Stated goal:
List every line in the records below that contains the string "approximation", matching case exactly, and copy each such line in full.
>> begin Dataset records
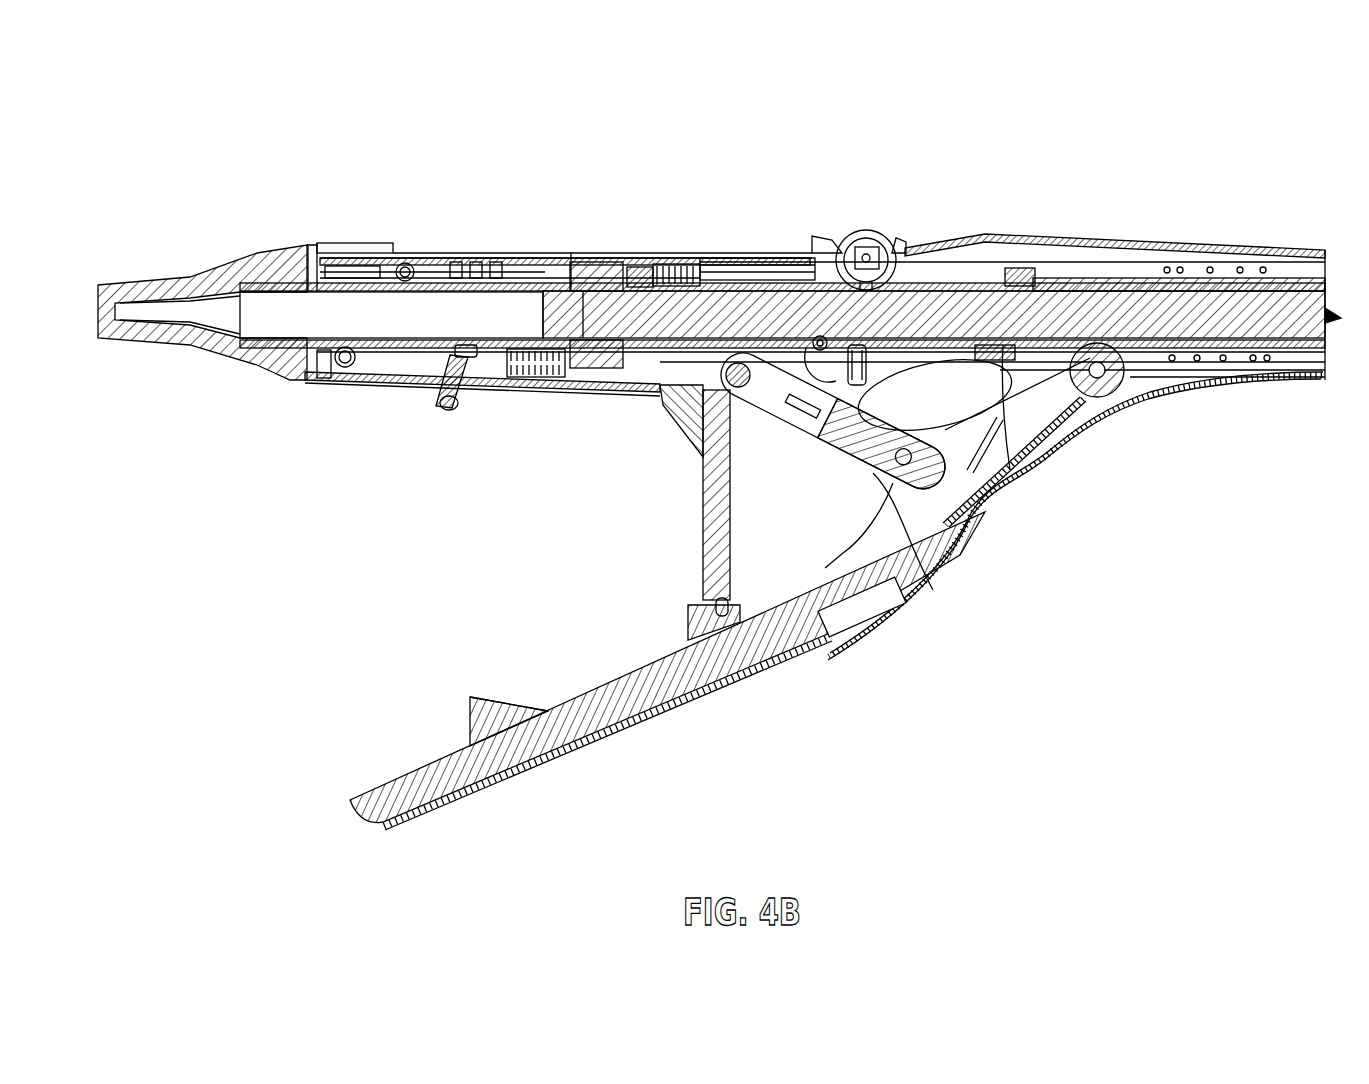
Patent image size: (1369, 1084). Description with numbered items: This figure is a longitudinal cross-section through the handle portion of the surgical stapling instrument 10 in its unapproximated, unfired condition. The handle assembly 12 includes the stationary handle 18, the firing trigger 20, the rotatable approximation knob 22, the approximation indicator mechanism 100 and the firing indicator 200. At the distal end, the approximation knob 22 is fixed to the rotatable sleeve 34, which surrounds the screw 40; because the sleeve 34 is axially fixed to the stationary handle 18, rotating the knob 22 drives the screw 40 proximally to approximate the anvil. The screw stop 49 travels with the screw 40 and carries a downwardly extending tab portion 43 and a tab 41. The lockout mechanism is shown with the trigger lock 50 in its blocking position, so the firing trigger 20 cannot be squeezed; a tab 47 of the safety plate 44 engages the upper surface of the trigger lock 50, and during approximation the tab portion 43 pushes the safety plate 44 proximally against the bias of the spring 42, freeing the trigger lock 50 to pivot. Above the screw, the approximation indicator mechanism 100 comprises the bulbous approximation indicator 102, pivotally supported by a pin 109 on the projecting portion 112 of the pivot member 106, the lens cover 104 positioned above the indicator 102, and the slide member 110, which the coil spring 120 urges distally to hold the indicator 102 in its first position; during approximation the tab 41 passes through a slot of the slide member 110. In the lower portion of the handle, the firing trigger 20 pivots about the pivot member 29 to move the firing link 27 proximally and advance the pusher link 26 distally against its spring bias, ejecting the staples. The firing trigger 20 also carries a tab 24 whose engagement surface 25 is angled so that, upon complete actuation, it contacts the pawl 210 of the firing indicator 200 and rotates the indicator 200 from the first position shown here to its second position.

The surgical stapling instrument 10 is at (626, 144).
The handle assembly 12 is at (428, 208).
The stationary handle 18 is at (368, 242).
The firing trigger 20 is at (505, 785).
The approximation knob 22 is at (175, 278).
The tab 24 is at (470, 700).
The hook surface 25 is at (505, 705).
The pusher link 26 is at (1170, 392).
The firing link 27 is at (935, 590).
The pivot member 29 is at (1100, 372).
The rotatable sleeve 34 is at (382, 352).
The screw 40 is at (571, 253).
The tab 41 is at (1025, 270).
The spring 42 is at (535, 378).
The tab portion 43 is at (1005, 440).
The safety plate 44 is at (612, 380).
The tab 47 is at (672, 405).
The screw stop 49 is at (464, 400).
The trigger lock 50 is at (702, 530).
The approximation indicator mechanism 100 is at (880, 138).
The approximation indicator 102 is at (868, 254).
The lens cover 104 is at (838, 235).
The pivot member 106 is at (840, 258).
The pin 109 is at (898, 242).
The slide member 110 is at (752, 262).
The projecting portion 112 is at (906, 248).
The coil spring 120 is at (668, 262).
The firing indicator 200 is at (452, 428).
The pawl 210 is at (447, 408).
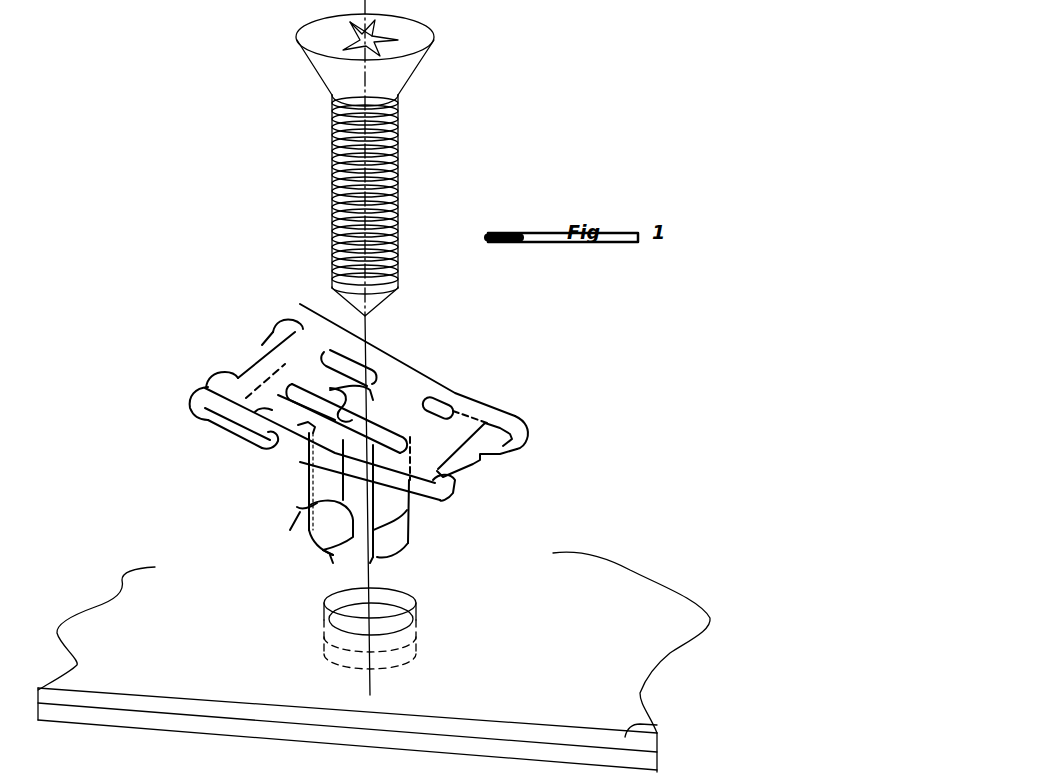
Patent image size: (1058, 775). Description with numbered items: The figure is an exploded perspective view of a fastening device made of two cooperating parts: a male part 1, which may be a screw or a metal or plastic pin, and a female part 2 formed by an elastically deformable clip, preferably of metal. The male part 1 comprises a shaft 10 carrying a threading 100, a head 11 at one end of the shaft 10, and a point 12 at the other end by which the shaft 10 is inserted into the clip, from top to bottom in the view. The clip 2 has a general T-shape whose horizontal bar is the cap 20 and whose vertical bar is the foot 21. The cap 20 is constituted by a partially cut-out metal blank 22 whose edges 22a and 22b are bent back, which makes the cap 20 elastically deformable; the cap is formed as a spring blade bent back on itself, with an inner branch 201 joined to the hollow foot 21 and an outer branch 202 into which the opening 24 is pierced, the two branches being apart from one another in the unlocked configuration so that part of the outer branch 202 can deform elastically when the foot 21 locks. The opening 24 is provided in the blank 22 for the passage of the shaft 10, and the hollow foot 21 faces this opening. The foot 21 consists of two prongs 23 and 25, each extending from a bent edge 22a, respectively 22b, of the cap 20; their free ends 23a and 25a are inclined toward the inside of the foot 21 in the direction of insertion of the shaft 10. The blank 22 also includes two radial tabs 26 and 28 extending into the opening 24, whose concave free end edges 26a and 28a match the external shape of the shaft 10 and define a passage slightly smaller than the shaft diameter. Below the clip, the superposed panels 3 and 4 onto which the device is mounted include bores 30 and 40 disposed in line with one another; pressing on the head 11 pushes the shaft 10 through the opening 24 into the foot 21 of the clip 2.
>> end Dataset records
Response for this exercise:
Patent image size: (1369, 1084). Description with numbered items: This figure is a longitudinal cross-section through the handle portion of the surgical stapling instrument 10 in its unapproximated, unfired condition. The handle assembly 12 includes the stationary handle 18, the firing trigger 20, the rotatable approximation knob 22, the approximation indicator mechanism 100 and the firing indicator 200. At the distal end, the approximation knob 22 is fixed to the rotatable sleeve 34, which surrounds the screw 40; because the sleeve 34 is axially fixed to the stationary handle 18, rotating the knob 22 drives the screw 40 proximally to approximate the anvil. The screw stop 49 travels with the screw 40 and carries a downwardly extending tab portion 43 and a tab 41. The lockout mechanism is shown with the trigger lock 50 in its blocking position, so the firing trigger 20 cannot be squeezed; a tab 47 of the safety plate 44 engages the upper surface of the trigger lock 50, and during approximation the tab portion 43 pushes the safety plate 44 proximally against the bias of the spring 42, freeing the trigger lock 50 to pivot. Above the screw, the approximation indicator mechanism 100 comprises the bulbous approximation indicator 102, pivotally supported by a pin 109 on the projecting portion 112 of the pivot member 106, the lens cover 104 positioned above the indicator 102, and the slide member 110, which the coil spring 120 urges distally to hold the indicator 102 in its first position; during approximation the tab 41 passes through a slot of the slide member 110. In the lower portion of the handle, the firing trigger 20 pivots about the pivot member 29 to move the firing link 27 proximally and advance the pusher link 26 distally against its spring bias, ejecting the staples. The firing trigger 20 also carries a tab 24 whose engagement surface 25 is angled so that, upon complete actuation, it contacts the pawl 210 of the firing indicator 200 and rotates the indicator 200 from the first position shown here to its second position.
The approximation knob 22 is at (175, 278).
The approximation indicator mechanism 100 is at (880, 138).
The approximation indicator 102 is at (868, 254).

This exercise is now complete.